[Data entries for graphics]
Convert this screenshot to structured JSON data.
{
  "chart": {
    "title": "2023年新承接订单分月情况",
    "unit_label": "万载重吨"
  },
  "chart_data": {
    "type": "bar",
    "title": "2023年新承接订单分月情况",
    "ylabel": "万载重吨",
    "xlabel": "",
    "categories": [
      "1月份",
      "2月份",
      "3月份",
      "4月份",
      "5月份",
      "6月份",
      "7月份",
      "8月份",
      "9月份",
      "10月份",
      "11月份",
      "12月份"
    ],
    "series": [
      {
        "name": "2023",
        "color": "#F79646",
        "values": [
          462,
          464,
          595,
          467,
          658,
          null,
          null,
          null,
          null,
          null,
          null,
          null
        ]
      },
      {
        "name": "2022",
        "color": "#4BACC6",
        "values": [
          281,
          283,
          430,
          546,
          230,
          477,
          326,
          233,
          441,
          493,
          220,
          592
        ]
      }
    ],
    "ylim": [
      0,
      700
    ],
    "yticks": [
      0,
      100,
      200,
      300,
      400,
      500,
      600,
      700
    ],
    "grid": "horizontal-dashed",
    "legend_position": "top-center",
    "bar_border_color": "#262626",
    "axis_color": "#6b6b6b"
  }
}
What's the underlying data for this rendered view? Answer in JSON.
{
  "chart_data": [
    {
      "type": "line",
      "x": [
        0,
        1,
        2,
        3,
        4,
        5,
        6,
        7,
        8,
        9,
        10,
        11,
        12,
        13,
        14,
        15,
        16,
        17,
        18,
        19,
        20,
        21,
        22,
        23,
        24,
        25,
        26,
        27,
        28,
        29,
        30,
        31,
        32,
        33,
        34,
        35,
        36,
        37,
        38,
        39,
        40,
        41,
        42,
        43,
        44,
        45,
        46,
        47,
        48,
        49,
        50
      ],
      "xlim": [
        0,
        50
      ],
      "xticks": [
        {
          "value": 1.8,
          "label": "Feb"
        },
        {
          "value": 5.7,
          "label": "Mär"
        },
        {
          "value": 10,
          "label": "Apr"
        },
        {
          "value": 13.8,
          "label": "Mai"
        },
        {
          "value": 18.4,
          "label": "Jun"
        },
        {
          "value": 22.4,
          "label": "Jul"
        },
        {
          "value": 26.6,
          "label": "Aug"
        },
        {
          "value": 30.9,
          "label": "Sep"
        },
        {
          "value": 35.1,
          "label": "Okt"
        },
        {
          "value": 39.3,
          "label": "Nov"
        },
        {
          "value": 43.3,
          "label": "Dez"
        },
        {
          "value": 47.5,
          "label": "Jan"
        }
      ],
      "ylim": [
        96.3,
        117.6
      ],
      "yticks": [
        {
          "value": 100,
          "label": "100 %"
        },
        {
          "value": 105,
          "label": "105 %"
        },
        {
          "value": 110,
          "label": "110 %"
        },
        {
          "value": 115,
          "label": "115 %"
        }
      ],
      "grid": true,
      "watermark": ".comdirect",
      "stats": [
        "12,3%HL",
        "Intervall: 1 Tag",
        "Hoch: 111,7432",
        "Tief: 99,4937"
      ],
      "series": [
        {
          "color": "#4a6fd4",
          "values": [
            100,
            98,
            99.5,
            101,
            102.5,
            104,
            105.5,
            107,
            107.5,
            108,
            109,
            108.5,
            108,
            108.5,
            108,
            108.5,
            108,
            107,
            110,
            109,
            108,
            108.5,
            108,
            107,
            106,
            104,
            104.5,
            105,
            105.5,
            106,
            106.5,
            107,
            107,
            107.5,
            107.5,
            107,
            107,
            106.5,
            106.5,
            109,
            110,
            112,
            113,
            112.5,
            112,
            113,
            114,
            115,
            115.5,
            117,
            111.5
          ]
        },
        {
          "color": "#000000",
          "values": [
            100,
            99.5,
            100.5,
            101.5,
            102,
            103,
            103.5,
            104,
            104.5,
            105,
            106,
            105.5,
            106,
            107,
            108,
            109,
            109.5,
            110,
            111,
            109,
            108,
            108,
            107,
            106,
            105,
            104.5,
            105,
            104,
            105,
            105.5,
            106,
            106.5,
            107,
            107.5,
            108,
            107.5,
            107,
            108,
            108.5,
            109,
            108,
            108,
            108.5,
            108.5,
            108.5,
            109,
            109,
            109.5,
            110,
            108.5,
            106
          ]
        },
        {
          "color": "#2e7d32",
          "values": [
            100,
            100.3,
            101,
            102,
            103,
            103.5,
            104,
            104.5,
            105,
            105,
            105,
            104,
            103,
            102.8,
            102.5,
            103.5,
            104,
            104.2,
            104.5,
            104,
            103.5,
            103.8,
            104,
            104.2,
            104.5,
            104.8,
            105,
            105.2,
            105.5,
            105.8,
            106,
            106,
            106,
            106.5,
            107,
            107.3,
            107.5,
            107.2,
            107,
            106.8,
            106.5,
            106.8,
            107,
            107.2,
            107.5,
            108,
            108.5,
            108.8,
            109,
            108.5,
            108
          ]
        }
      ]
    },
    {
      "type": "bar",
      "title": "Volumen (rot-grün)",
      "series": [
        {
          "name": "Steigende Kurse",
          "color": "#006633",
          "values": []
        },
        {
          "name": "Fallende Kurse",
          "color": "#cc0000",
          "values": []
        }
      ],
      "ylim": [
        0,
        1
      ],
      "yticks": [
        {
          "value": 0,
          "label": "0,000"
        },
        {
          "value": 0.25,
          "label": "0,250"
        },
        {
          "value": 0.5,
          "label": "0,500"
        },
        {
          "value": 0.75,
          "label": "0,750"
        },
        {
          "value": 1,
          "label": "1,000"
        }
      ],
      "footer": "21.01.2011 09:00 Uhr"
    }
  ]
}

- _WHAT IS BEING ASKED_:
All of the data shown above must be copied exactly.

- _RESPONSE_:
Convert this screenshot to structured JSON data.
{
  "chart": {
    "title": "2023年新承接订单分月情况",
    "unit_label": "万载重吨"
  },
  "chart_data": {
    "type": "bar",
    "title": "2023年新承接订单分月情况",
    "ylabel": "万载重吨",
    "xlabel": "",
    "categories": [
      "1月份",
      "2月份",
      "3月份",
      "4月份",
      "5月份",
      "6月份",
      "7月份",
      "8月份",
      "9月份",
      "10月份",
      "11月份",
      "12月份"
    ],
    "series": [
      {
        "name": "2023",
        "color": "#F79646",
        "values": [
          462,
          464,
          595,
          467,
          658,
          null,
          null,
          null,
          null,
          null,
          null,
          null
        ]
      },
      {
        "name": "2022",
        "color": "#4BACC6",
        "values": [
          281,
          283,
          430,
          546,
          230,
          477,
          326,
          233,
          441,
          493,
          220,
          592
        ]
      }
    ],
    "ylim": [
      0,
      700
    ],
    "yticks": [
      0,
      100,
      200,
      300,
      400,
      500,
      600,
      700
    ],
    "grid": "horizontal-dashed",
    "legend_position": "top-center",
    "bar_border_color": "#262626",
    "axis_color": "#6b6b6b"
  }
}
What's the underlying data for this rendered view? Answer in JSON.
{
  "chart_data": [
    {
      "type": "line",
      "x": [
        0,
        1,
        2,
        3,
        4,
        5,
        6,
        7,
        8,
        9,
        10,
        11,
        12,
        13,
        14,
        15,
        16,
        17,
        18,
        19,
        20,
        21,
        22,
        23,
        24,
        25,
        26,
        27,
        28,
        29,
        30,
        31,
        32,
        33,
        34,
        35,
        36,
        37,
        38,
        39,
        40,
        41,
        42,
        43,
        44,
        45,
        46,
        47,
        48,
        49,
        50
      ],
      "xlim": [
        0,
        50
      ],
      "xticks": [
        {
          "value": 1.8,
          "label": "Feb"
        },
        {
          "value": 5.7,
          "label": "Mär"
        },
        {
          "value": 10,
          "label": "Apr"
        },
        {
          "value": 13.8,
          "label": "Mai"
        },
        {
          "value": 18.4,
          "label": "Jun"
        },
        {
          "value": 22.4,
          "label": "Jul"
        },
        {
          "value": 26.6,
          "label": "Aug"
        },
        {
          "value": 30.9,
          "label": "Sep"
        },
        {
          "value": 35.1,
          "label": "Okt"
        },
        {
          "value": 39.3,
          "label": "Nov"
        },
        {
          "value": 43.3,
          "label": "Dez"
        },
        {
          "value": 47.5,
          "label": "Jan"
        }
      ],
      "ylim": [
        96.3,
        117.6
      ],
      "yticks": [
        {
          "value": 100,
          "label": "100 %"
        },
        {
          "value": 105,
          "label": "105 %"
        },
        {
          "value": 110,
          "label": "110 %"
        },
        {
          "value": 115,
          "label": "115 %"
        }
      ],
      "grid": true,
      "watermark": ".comdirect",
      "stats": [
        "12,3%HL",
        "Intervall: 1 Tag",
        "Hoch: 111,7432",
        "Tief: 99,4937"
      ],
      "series": [
        {
          "color": "#4a6fd4",
          "values": [
            100,
            98,
            99.5,
            101,
            102.5,
            104,
            105.5,
            107,
            107.5,
            108,
            109,
            108.5,
            108,
            108.5,
            108,
            108.5,
            108,
            107,
            110,
            109,
            108,
            108.5,
            108,
            107,
            106,
            104,
            104.5,
            105,
            105.5,
            106,
            106.5,
            107,
            107,
            107.5,
            107.5,
            107,
            107,
            106.5,
            106.5,
            109,
            110,
            112,
            113,
            112.5,
            112,
            113,
            114,
            115,
            115.5,
            117,
            111.5
          ]
        },
        {
          "color": "#000000",
          "values": [
            100,
            99.5,
            100.5,
            101.5,
            102,
            103,
            103.5,
            104,
            104.5,
            105,
            106,
            105.5,
            106,
            107,
            108,
            109,
            109.5,
            110,
            111,
            109,
            108,
            108,
            107,
            106,
            105,
            104.5,
            105,
            104,
            105,
            105.5,
            106,
            106.5,
            107,
            107.5,
            108,
            107.5,
            107,
            108,
            108.5,
            109,
            108,
            108,
            108.5,
            108.5,
            108.5,
            109,
            109,
            109.5,
            110,
            108.5,
            106
          ]
        },
        {
          "color": "#2e7d32",
          "values": [
            100,
            100.3,
            101,
            102,
            103,
            103.5,
            104,
            104.5,
            105,
            105,
            105,
            104,
            103,
            102.8,
            102.5,
            103.5,
            104,
            104.2,
            104.5,
            104,
            103.5,
            103.8,
            104,
            104.2,
            104.5,
            104.8,
            105,
            105.2,
            105.5,
            105.8,
            106,
            106,
            106,
            106.5,
            107,
            107.3,
            107.5,
            107.2,
            107,
            106.8,
            106.5,
            106.8,
            107,
            107.2,
            107.5,
            108,
            108.5,
            108.8,
            109,
            108.5,
            108
          ]
        }
      ]
    },
    {
      "type": "bar",
      "title": "Volumen (rot-grün)",
      "series": [
        {
          "name": "Steigende Kurse",
          "color": "#006633",
          "values": []
        },
        {
          "name": "Fallende Kurse",
          "color": "#cc0000",
          "values": []
        }
      ],
      "ylim": [
        0,
        1
      ],
      "yticks": [
        {
          "value": 0,
          "label": "0,000"
        },
        {
          "value": 0.25,
          "label": "0,250"
        },
        {
          "value": 0.5,
          "label": "0,500"
        },
        {
          "value": 0.75,
          "label": "0,750"
        },
        {
          "value": 1,
          "label": "1,000"
        }
      ],
      "footer": "21.01.2011 09:00 Uhr"
    }
  ]
}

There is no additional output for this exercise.